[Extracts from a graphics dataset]
_ _ _
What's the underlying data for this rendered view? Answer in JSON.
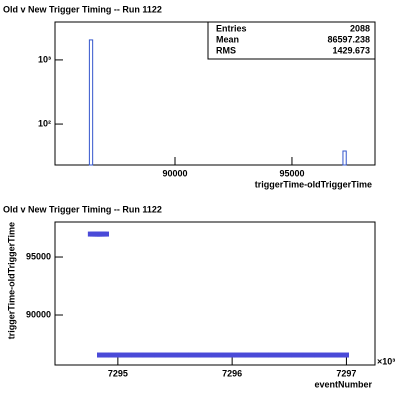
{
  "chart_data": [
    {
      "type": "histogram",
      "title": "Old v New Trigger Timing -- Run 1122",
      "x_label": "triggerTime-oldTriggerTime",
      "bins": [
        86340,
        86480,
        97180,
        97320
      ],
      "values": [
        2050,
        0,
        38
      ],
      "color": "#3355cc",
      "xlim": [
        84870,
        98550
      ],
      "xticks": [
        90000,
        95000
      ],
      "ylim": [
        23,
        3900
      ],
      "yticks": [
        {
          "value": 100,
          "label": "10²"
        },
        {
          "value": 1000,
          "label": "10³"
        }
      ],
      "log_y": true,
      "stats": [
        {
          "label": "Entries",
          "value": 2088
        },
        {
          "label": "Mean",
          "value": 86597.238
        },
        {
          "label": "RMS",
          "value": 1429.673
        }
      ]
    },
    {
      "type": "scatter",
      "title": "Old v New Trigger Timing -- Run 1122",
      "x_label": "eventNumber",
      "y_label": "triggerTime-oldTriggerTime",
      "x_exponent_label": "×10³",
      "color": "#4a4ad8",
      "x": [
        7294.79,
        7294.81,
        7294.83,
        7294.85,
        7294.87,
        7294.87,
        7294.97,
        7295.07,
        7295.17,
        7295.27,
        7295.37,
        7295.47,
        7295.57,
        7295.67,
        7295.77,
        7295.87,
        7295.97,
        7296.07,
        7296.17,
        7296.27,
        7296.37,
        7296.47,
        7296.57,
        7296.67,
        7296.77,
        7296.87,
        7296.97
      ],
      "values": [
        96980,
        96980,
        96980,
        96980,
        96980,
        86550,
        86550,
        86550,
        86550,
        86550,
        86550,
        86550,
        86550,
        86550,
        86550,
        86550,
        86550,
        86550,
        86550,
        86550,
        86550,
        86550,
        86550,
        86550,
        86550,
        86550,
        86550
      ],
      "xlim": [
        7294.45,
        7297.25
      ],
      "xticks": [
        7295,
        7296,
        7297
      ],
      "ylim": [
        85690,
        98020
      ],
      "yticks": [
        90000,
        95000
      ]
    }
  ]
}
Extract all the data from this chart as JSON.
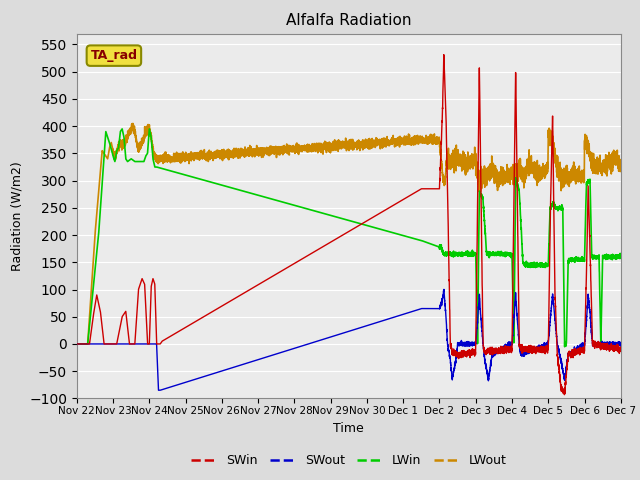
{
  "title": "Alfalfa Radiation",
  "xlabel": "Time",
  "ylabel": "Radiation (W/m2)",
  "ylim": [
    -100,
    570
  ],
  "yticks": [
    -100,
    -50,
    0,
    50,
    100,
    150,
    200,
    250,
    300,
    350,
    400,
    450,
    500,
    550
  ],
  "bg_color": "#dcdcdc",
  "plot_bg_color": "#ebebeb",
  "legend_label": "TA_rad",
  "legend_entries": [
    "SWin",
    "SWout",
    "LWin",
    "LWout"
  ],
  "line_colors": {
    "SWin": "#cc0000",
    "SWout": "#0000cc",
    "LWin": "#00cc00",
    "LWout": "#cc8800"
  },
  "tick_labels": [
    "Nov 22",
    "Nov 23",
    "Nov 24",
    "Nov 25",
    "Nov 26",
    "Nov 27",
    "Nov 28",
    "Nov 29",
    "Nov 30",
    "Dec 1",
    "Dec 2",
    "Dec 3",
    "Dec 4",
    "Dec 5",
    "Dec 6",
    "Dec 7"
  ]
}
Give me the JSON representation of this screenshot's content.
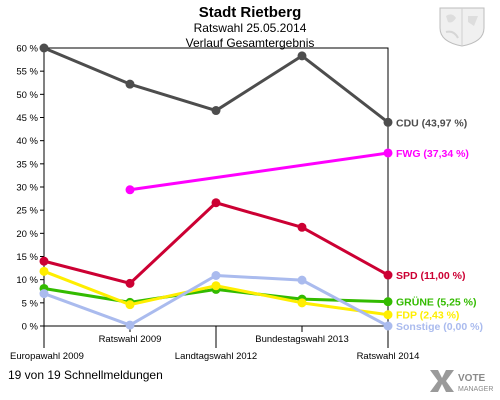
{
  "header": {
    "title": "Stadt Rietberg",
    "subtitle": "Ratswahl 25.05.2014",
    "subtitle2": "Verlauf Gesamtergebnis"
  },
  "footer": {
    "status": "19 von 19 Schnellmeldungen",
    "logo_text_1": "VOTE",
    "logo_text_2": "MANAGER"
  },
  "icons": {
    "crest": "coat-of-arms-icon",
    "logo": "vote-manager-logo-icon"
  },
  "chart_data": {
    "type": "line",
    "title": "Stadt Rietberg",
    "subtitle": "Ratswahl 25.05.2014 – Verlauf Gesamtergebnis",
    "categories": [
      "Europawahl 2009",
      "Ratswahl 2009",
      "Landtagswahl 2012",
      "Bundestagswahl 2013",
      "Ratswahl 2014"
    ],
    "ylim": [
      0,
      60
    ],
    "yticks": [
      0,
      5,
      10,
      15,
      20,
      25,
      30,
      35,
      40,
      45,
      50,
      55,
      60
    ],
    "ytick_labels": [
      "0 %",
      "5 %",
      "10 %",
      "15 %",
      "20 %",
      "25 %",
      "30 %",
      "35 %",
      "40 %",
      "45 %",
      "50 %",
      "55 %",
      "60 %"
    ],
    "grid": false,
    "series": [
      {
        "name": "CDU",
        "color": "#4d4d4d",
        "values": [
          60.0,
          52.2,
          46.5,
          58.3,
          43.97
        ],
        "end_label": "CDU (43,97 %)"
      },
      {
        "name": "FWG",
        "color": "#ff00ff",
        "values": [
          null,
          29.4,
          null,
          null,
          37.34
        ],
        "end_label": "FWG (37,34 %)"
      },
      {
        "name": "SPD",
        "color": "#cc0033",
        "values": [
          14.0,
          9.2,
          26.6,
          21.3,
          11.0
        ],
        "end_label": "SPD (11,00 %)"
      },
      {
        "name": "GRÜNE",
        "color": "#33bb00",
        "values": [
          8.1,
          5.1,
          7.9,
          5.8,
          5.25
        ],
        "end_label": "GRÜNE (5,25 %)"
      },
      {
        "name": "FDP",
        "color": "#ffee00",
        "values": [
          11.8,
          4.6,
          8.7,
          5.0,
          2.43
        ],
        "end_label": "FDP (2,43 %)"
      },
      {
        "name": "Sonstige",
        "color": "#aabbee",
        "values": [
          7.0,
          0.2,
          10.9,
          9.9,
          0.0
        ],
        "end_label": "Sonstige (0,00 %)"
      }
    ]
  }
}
_ _ _
What you are asked to do »
Pictures excluded, quote all the data above exactly.

Answer to this exercise »
What's the underlying data for this rendered view? Answer in JSON.
{
  "chart_data": [
    {
      "type": "histogram",
      "title": "Old v New Trigger Timing -- Run 1122",
      "x_label": "triggerTime-oldTriggerTime",
      "bins": [
        86340,
        86480,
        97180,
        97320
      ],
      "values": [
        2050,
        0,
        38
      ],
      "color": "#3355cc",
      "xlim": [
        84870,
        98550
      ],
      "xticks": [
        90000,
        95000
      ],
      "ylim": [
        23,
        3900
      ],
      "yticks": [
        {
          "value": 100,
          "label": "10²"
        },
        {
          "value": 1000,
          "label": "10³"
        }
      ],
      "log_y": true,
      "stats": [
        {
          "label": "Entries",
          "value": 2088
        },
        {
          "label": "Mean",
          "value": 86597.238
        },
        {
          "label": "RMS",
          "value": 1429.673
        }
      ]
    },
    {
      "type": "scatter",
      "title": "Old v New Trigger Timing -- Run 1122",
      "x_label": "eventNumber",
      "y_label": "triggerTime-oldTriggerTime",
      "x_exponent_label": "×10³",
      "color": "#4a4ad8",
      "x": [
        7294.79,
        7294.81,
        7294.83,
        7294.85,
        7294.87,
        7294.87,
        7294.97,
        7295.07,
        7295.17,
        7295.27,
        7295.37,
        7295.47,
        7295.57,
        7295.67,
        7295.77,
        7295.87,
        7295.97,
        7296.07,
        7296.17,
        7296.27,
        7296.37,
        7296.47,
        7296.57,
        7296.67,
        7296.77,
        7296.87,
        7296.97
      ],
      "values": [
        96980,
        96980,
        96980,
        96980,
        96980,
        86550,
        86550,
        86550,
        86550,
        86550,
        86550,
        86550,
        86550,
        86550,
        86550,
        86550,
        86550,
        86550,
        86550,
        86550,
        86550,
        86550,
        86550,
        86550,
        86550,
        86550,
        86550
      ],
      "xlim": [
        7294.45,
        7297.25
      ],
      "xticks": [
        7295,
        7296,
        7297
      ],
      "ylim": [
        85690,
        98020
      ],
      "yticks": [
        90000,
        95000
      ]
    }
  ]
}
Extract all the data from this chart as JSON.
{
  "title": "Alfalfa Radiation",
  "xlabel": "Time",
  "ylabel": "Radiation (W/m2)",
  "ylim": [
    -100,
    570
  ],
  "yticks": [
    -100,
    -50,
    0,
    50,
    100,
    150,
    200,
    250,
    300,
    350,
    400,
    450,
    500,
    550
  ],
  "bg_color": "#dcdcdc",
  "plot_bg_color": "#ebebeb",
  "legend_label": "TA_rad",
  "legend_entries": [
    "SWin",
    "SWout",
    "LWin",
    "LWout"
  ],
  "line_colors": {
    "SWin": "#cc0000",
    "SWout": "#0000cc",
    "LWin": "#00cc00",
    "LWout": "#cc8800"
  },
  "tick_labels": [
    "Nov 22",
    "Nov 23",
    "Nov 24",
    "Nov 25",
    "Nov 26",
    "Nov 27",
    "Nov 28",
    "Nov 29",
    "Nov 30",
    "Dec 1",
    "Dec 2",
    "Dec 3",
    "Dec 4",
    "Dec 5",
    "Dec 6",
    "Dec 7"
  ]
}
Give me the JSON representation of this screenshot's content.
{
  "header": {
    "title": "Stadt Rietberg",
    "subtitle": "Ratswahl 25.05.2014",
    "subtitle2": "Verlauf Gesamtergebnis"
  },
  "footer": {
    "status": "19 von 19 Schnellmeldungen",
    "logo_text_1": "VOTE",
    "logo_text_2": "MANAGER"
  },
  "icons": {
    "crest": "coat-of-arms-icon",
    "logo": "vote-manager-logo-icon"
  },
  "chart_data": {
    "type": "line",
    "title": "Stadt Rietberg",
    "subtitle": "Ratswahl 25.05.2014 – Verlauf Gesamtergebnis",
    "categories": [
      "Europawahl 2009",
      "Ratswahl 2009",
      "Landtagswahl 2012",
      "Bundestagswahl 2013",
      "Ratswahl 2014"
    ],
    "ylim": [
      0,
      60
    ],
    "yticks": [
      0,
      5,
      10,
      15,
      20,
      25,
      30,
      35,
      40,
      45,
      50,
      55,
      60
    ],
    "ytick_labels": [
      "0 %",
      "5 %",
      "10 %",
      "15 %",
      "20 %",
      "25 %",
      "30 %",
      "35 %",
      "40 %",
      "45 %",
      "50 %",
      "55 %",
      "60 %"
    ],
    "grid": false,
    "series": [
      {
        "name": "CDU",
        "color": "#4d4d4d",
        "values": [
          60.0,
          52.2,
          46.5,
          58.3,
          43.97
        ],
        "end_label": "CDU (43,97 %)"
      },
      {
        "name": "FWG",
        "color": "#ff00ff",
        "values": [
          null,
          29.4,
          null,
          null,
          37.34
        ],
        "end_label": "FWG (37,34 %)"
      },
      {
        "name": "SPD",
        "color": "#cc0033",
        "values": [
          14.0,
          9.2,
          26.6,
          21.3,
          11.0
        ],
        "end_label": "SPD (11,00 %)"
      },
      {
        "name": "GRÜNE",
        "color": "#33bb00",
        "values": [
          8.1,
          5.1,
          7.9,
          5.8,
          5.25
        ],
        "end_label": "GRÜNE (5,25 %)"
      },
      {
        "name": "FDP",
        "color": "#ffee00",
        "values": [
          11.8,
          4.6,
          8.7,
          5.0,
          2.43
        ],
        "end_label": "FDP (2,43 %)"
      },
      {
        "name": "Sonstige",
        "color": "#aabbee",
        "values": [
          7.0,
          0.2,
          10.9,
          9.9,
          0.0
        ],
        "end_label": "Sonstige (0,00 %)"
      }
    ]
  }
}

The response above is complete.